• **What this task involves**: Check every line of the material below for the string "true", and return the ones that have it.

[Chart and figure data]
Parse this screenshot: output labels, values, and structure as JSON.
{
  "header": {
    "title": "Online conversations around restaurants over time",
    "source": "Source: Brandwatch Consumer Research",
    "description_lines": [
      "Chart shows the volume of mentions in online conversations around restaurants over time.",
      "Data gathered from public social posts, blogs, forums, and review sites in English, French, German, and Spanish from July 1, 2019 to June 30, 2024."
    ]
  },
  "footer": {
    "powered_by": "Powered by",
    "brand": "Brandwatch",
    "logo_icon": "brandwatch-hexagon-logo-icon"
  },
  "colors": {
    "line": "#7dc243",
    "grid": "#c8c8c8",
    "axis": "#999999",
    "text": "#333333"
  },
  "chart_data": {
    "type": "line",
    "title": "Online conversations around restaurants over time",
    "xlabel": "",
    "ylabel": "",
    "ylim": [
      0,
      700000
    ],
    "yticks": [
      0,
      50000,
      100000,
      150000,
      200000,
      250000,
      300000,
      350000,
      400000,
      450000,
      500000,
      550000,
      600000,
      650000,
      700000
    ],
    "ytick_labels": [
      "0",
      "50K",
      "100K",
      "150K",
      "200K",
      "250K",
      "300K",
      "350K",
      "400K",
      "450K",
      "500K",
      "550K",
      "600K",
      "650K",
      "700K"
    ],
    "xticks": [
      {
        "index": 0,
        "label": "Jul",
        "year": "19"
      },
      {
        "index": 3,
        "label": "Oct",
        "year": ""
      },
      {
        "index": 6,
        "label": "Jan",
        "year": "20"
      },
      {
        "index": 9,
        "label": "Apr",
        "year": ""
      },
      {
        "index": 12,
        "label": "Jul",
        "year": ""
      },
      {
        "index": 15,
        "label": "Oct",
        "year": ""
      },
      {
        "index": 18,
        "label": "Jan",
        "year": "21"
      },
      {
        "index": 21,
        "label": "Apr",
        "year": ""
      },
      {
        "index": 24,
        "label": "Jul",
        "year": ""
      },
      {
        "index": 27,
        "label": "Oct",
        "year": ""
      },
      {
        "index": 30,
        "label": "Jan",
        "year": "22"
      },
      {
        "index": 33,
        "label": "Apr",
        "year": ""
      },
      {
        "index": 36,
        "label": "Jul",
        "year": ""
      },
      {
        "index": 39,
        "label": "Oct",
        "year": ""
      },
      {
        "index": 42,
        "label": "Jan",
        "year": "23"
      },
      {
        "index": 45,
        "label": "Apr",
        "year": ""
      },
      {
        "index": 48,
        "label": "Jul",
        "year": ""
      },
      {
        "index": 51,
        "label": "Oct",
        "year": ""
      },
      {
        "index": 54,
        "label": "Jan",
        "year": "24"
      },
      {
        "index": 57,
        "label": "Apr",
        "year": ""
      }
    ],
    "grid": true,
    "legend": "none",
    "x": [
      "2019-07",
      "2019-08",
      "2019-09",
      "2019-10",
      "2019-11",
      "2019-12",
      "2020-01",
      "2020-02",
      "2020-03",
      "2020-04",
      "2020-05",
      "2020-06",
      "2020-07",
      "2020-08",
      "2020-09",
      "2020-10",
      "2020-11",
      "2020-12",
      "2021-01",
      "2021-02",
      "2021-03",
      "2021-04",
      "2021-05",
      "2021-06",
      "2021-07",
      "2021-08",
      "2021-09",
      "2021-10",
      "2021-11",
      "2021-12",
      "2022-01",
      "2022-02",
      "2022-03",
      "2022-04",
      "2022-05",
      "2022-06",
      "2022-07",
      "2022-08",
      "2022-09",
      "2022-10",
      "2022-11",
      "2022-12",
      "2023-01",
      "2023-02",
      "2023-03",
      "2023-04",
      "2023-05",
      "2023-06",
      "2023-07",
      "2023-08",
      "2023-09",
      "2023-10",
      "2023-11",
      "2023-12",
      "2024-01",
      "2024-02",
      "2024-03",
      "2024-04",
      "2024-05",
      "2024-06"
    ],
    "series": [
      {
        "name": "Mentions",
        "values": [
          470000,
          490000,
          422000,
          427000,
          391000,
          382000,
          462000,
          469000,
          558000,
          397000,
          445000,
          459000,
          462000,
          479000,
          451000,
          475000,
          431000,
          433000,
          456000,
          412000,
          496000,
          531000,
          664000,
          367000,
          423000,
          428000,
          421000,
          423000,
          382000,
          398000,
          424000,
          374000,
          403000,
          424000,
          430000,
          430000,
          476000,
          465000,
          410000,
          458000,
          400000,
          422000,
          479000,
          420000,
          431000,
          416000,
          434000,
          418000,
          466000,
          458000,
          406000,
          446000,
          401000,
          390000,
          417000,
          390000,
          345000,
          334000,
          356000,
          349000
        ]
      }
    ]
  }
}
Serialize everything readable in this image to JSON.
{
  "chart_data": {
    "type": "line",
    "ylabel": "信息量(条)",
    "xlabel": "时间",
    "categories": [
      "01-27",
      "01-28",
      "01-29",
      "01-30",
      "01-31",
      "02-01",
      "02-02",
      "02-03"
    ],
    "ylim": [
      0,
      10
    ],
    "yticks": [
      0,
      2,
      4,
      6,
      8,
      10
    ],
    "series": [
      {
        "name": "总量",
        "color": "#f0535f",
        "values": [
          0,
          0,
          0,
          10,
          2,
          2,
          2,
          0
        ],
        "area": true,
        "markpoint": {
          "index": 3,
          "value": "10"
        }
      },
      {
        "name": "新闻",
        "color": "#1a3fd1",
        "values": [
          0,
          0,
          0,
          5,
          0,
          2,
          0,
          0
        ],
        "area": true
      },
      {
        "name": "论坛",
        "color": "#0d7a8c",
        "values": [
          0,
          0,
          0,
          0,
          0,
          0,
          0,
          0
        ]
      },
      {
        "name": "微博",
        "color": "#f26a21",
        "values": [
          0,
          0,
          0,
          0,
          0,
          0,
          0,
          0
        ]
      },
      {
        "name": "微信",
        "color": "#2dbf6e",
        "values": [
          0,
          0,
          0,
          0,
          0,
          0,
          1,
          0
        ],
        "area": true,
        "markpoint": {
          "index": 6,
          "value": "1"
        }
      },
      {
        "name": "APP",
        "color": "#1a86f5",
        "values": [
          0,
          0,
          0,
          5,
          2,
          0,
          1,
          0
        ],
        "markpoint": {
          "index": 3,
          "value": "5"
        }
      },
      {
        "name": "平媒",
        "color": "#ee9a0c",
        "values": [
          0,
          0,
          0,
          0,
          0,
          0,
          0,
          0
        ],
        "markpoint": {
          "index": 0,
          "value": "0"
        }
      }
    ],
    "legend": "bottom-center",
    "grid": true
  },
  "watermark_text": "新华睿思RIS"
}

• **Solution to this problem**:
    "grid": true,
        "area": true,
        "area": true
        "area": true,
    "grid": true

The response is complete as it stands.